Annual SH stats entry

This is my now-annual stats post: a whole bunch of statistics and thoughts regarding the Strange Horizons fiction department. (If you want to compare over time, see last year's stats.) Nothing here has anything to do with any other SH department; it's only for fiction.

Submission volume, schedule, and response time:

  • We received 3,225 stories (by 2,302 authors) during the eleven months of 2006 in which we were open to submissions. That's an average of about 290 stories/month (or about 9 and a half stories a day), up from 275/month in 2005; a 7% increase in volume over last year. I'm glad we didn't see the 20% increase in subs that I predicted a year ago. (In fact, for the first half of 2006, volume each month was almost identical to the corresponding month's volume in 2005. But volume went way up after we made the RTF submission form the preferred submission method.)
  • Authors who submitted to us in 2006 sent us an average of about one and a half stories each this year.
  • The highest-volume day in 2006 was 3 January, with 24 submissions. The highest-volume week was the week of 1 January, with 121 submissions. The highest-volume month was January 2006, with 340 submissions (just under the January 2005 record of 342). The lowest-volume month was May, with 251 submissions.

* [INFORMATION PROVIDED]:

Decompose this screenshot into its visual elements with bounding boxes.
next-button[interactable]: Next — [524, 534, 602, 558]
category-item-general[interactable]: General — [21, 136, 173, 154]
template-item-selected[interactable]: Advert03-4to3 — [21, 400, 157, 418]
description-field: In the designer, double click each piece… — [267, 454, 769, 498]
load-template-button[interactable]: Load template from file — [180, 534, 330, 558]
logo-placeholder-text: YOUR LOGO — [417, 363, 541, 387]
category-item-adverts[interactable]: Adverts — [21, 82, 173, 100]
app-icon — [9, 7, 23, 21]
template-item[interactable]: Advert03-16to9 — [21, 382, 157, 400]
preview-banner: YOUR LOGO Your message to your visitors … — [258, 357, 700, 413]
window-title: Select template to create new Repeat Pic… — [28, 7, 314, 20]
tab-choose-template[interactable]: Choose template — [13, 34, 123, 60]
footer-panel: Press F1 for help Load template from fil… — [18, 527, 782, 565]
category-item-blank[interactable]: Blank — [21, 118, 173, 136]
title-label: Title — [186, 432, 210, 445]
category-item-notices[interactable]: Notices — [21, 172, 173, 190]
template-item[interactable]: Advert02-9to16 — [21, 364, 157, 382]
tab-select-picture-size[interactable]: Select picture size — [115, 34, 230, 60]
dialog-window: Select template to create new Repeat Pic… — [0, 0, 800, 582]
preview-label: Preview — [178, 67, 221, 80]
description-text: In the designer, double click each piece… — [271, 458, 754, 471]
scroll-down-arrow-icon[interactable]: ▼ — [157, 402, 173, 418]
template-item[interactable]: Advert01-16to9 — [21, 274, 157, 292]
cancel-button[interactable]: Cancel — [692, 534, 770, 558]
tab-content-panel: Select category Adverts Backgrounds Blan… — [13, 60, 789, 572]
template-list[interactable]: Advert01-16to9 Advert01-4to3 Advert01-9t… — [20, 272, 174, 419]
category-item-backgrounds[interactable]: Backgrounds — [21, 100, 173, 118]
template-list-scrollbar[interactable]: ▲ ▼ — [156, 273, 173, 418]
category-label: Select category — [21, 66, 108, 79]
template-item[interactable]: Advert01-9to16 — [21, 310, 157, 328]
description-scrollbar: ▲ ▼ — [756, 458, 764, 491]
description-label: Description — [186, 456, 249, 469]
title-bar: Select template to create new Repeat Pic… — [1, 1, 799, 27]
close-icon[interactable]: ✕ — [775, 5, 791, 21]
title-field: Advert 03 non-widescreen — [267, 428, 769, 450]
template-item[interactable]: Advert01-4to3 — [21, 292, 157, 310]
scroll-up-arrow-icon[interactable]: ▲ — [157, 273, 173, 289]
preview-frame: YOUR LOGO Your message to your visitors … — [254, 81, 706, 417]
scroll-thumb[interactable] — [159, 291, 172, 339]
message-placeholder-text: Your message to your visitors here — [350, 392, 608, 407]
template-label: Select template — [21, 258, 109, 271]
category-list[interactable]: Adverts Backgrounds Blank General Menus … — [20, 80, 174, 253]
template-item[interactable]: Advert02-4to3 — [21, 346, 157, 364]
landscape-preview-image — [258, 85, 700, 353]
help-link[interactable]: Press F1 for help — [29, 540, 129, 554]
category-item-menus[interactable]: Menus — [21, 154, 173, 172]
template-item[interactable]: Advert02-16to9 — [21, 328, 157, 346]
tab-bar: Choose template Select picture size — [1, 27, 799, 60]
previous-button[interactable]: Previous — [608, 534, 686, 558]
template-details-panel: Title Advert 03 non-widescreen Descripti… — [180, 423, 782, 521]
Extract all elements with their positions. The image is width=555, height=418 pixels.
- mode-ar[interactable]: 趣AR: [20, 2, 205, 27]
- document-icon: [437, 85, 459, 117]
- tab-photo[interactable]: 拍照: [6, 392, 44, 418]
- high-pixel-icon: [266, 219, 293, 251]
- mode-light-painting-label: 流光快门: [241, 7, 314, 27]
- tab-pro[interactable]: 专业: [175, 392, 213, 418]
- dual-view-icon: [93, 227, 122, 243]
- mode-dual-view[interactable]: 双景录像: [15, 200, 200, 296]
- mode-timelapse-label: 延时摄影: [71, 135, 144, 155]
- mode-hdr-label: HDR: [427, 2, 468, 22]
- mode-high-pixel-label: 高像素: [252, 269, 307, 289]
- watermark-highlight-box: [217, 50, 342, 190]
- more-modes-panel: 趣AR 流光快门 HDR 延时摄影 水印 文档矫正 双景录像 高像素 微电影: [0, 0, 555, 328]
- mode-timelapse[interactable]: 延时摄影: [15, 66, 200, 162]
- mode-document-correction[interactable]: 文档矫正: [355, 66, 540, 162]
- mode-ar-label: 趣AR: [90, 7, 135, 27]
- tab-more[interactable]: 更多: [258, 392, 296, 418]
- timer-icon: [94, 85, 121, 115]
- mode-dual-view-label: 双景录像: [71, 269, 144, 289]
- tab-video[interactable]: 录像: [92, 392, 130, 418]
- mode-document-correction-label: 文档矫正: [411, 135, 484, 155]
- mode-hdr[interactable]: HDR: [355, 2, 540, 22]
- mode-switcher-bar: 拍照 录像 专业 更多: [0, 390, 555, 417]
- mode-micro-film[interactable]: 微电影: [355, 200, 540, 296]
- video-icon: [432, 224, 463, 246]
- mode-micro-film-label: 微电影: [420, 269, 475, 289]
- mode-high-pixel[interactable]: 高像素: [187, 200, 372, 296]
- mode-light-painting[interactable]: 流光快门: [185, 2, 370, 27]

* [EXERCISE TASKS]:
A - Quote the Strange Horizons stats post word for word, starting at "Annual SH stats" and ending at "only for fiction.".
B - Summarize the Strange Horizons stats post in two sentences.

* [EXPECTED RESULTS]:
A -
Annual SH stats entry

This is my now-annual stats post: a whole bunch of statistics and thoughts regarding the Strange Horizons fiction department. (If you want to compare over time, see last year's stats.) Nothing here has anything to do with any other SH department; it's only for fiction.

B - In the eleven months of 2006 when it was open to submissions, the Strange Horizons fiction department received 3,225 stories from 2,302 authors, an average of about 290 a month and a 7% increase over 2005's 275 a month. January 2006 was the busiest month, with 340 submissions, and May was the slowest, with 251.